_SET EXERCISE_
Repeat each record exactly. Any picture gets left out.

* begin MATERIAL FOR THIS TASK *

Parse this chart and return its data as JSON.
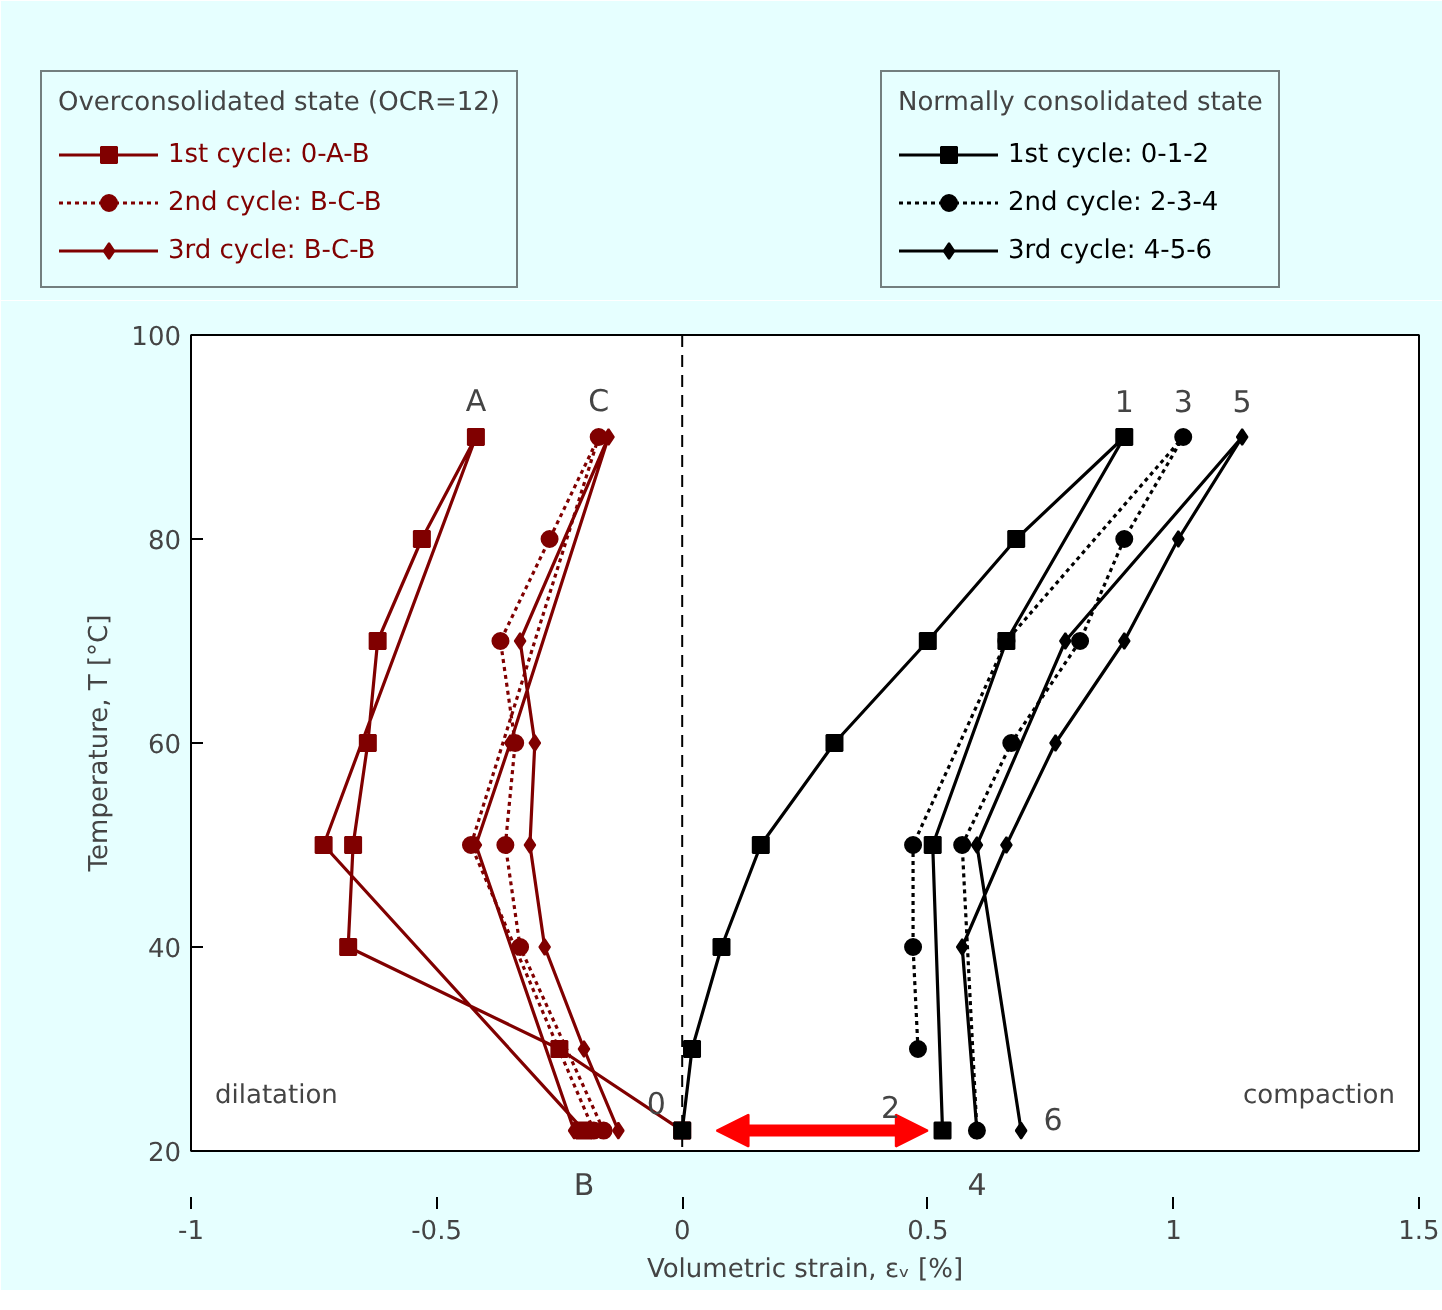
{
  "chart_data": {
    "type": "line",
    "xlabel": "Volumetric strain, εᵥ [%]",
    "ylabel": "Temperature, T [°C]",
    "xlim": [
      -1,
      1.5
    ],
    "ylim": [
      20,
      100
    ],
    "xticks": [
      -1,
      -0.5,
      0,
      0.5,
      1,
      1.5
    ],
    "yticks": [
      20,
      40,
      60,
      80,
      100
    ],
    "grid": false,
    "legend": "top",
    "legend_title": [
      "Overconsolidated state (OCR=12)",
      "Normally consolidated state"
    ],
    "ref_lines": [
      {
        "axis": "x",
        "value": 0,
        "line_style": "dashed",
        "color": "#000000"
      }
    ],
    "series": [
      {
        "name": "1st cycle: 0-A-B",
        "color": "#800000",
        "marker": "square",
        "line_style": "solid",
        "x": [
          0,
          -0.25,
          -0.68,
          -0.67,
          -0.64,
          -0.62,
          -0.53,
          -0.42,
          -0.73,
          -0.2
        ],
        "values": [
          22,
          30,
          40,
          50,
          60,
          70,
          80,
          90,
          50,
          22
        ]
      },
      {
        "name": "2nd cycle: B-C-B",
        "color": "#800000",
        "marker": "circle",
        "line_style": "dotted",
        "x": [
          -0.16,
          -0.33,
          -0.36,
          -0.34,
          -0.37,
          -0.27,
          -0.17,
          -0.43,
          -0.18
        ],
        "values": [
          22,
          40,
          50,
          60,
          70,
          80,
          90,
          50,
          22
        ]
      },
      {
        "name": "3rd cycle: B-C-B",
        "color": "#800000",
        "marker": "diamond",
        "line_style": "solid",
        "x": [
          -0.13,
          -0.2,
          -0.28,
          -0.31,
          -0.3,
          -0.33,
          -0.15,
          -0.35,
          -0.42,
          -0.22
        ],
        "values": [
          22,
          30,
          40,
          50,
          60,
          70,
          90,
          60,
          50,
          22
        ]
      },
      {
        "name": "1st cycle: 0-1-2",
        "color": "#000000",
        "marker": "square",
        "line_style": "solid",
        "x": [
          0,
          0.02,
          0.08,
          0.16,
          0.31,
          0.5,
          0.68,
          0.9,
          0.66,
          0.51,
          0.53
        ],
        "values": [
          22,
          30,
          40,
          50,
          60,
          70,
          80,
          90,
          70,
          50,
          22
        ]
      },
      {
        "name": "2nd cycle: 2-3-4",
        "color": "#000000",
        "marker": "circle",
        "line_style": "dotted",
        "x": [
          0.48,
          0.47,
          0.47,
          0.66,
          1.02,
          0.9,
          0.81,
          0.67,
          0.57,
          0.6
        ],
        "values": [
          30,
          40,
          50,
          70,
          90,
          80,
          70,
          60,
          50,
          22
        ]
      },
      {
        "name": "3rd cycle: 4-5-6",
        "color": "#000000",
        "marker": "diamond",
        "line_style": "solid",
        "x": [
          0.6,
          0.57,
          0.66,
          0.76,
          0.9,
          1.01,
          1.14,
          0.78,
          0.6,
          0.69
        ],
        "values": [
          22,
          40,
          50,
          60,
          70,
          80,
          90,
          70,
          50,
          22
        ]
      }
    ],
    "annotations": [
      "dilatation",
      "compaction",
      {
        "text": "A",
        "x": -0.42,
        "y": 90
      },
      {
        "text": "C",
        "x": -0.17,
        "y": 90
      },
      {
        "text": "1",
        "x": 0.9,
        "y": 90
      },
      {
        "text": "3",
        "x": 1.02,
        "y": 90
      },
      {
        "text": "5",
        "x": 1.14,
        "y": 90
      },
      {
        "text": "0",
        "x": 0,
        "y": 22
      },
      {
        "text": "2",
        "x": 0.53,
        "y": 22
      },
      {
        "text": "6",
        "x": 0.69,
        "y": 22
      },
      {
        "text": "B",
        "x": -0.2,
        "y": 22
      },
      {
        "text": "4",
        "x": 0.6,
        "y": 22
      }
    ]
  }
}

* end MATERIAL FOR THIS TASK *

_COMPLETE RESPONSE_
Parse this chart and return its data as JSON.
{
  "chart_data": {
    "type": "line",
    "xlabel": "Volumetric strain, εᵥ [%]",
    "ylabel": "Temperature, T [°C]",
    "xlim": [
      -1,
      1.5
    ],
    "ylim": [
      20,
      100
    ],
    "xticks": [
      -1,
      -0.5,
      0,
      0.5,
      1,
      1.5
    ],
    "yticks": [
      20,
      40,
      60,
      80,
      100
    ],
    "grid": false,
    "legend": "top",
    "legend_title": [
      "Overconsolidated state (OCR=12)",
      "Normally consolidated state"
    ],
    "ref_lines": [
      {
        "axis": "x",
        "value": 0,
        "line_style": "dashed",
        "color": "#000000"
      }
    ],
    "series": [
      {
        "name": "1st cycle: 0-A-B",
        "color": "#800000",
        "marker": "square",
        "line_style": "solid",
        "x": [
          0,
          -0.25,
          -0.68,
          -0.67,
          -0.64,
          -0.62,
          -0.53,
          -0.42,
          -0.73,
          -0.2
        ],
        "values": [
          22,
          30,
          40,
          50,
          60,
          70,
          80,
          90,
          50,
          22
        ]
      },
      {
        "name": "2nd cycle: B-C-B",
        "color": "#800000",
        "marker": "circle",
        "line_style": "dotted",
        "x": [
          -0.16,
          -0.33,
          -0.36,
          -0.34,
          -0.37,
          -0.27,
          -0.17,
          -0.43,
          -0.18
        ],
        "values": [
          22,
          40,
          50,
          60,
          70,
          80,
          90,
          50,
          22
        ]
      },
      {
        "name": "3rd cycle: B-C-B",
        "color": "#800000",
        "marker": "diamond",
        "line_style": "solid",
        "x": [
          -0.13,
          -0.2,
          -0.28,
          -0.31,
          -0.3,
          -0.33,
          -0.15,
          -0.35,
          -0.42,
          -0.22
        ],
        "values": [
          22,
          30,
          40,
          50,
          60,
          70,
          90,
          60,
          50,
          22
        ]
      },
      {
        "name": "1st cycle: 0-1-2",
        "color": "#000000",
        "marker": "square",
        "line_style": "solid",
        "x": [
          0,
          0.02,
          0.08,
          0.16,
          0.31,
          0.5,
          0.68,
          0.9,
          0.66,
          0.51,
          0.53
        ],
        "values": [
          22,
          30,
          40,
          50,
          60,
          70,
          80,
          90,
          70,
          50,
          22
        ]
      },
      {
        "name": "2nd cycle: 2-3-4",
        "color": "#000000",
        "marker": "circle",
        "line_style": "dotted",
        "x": [
          0.48,
          0.47,
          0.47,
          0.66,
          1.02,
          0.9,
          0.81,
          0.67,
          0.57,
          0.6
        ],
        "values": [
          30,
          40,
          50,
          70,
          90,
          80,
          70,
          60,
          50,
          22
        ]
      },
      {
        "name": "3rd cycle: 4-5-6",
        "color": "#000000",
        "marker": "diamond",
        "line_style": "solid",
        "x": [
          0.6,
          0.57,
          0.66,
          0.76,
          0.9,
          1.01,
          1.14,
          0.78,
          0.6,
          0.69
        ],
        "values": [
          22,
          40,
          50,
          60,
          70,
          80,
          90,
          70,
          50,
          22
        ]
      }
    ],
    "annotations": [
      "dilatation",
      "compaction",
      {
        "text": "A",
        "x": -0.42,
        "y": 90
      },
      {
        "text": "C",
        "x": -0.17,
        "y": 90
      },
      {
        "text": "1",
        "x": 0.9,
        "y": 90
      },
      {
        "text": "3",
        "x": 1.02,
        "y": 90
      },
      {
        "text": "5",
        "x": 1.14,
        "y": 90
      },
      {
        "text": "0",
        "x": 0,
        "y": 22
      },
      {
        "text": "2",
        "x": 0.53,
        "y": 22
      },
      {
        "text": "6",
        "x": 0.69,
        "y": 22
      },
      {
        "text": "B",
        "x": -0.2,
        "y": 22
      },
      {
        "text": "4",
        "x": 0.6,
        "y": 22
      }
    ]
  }
}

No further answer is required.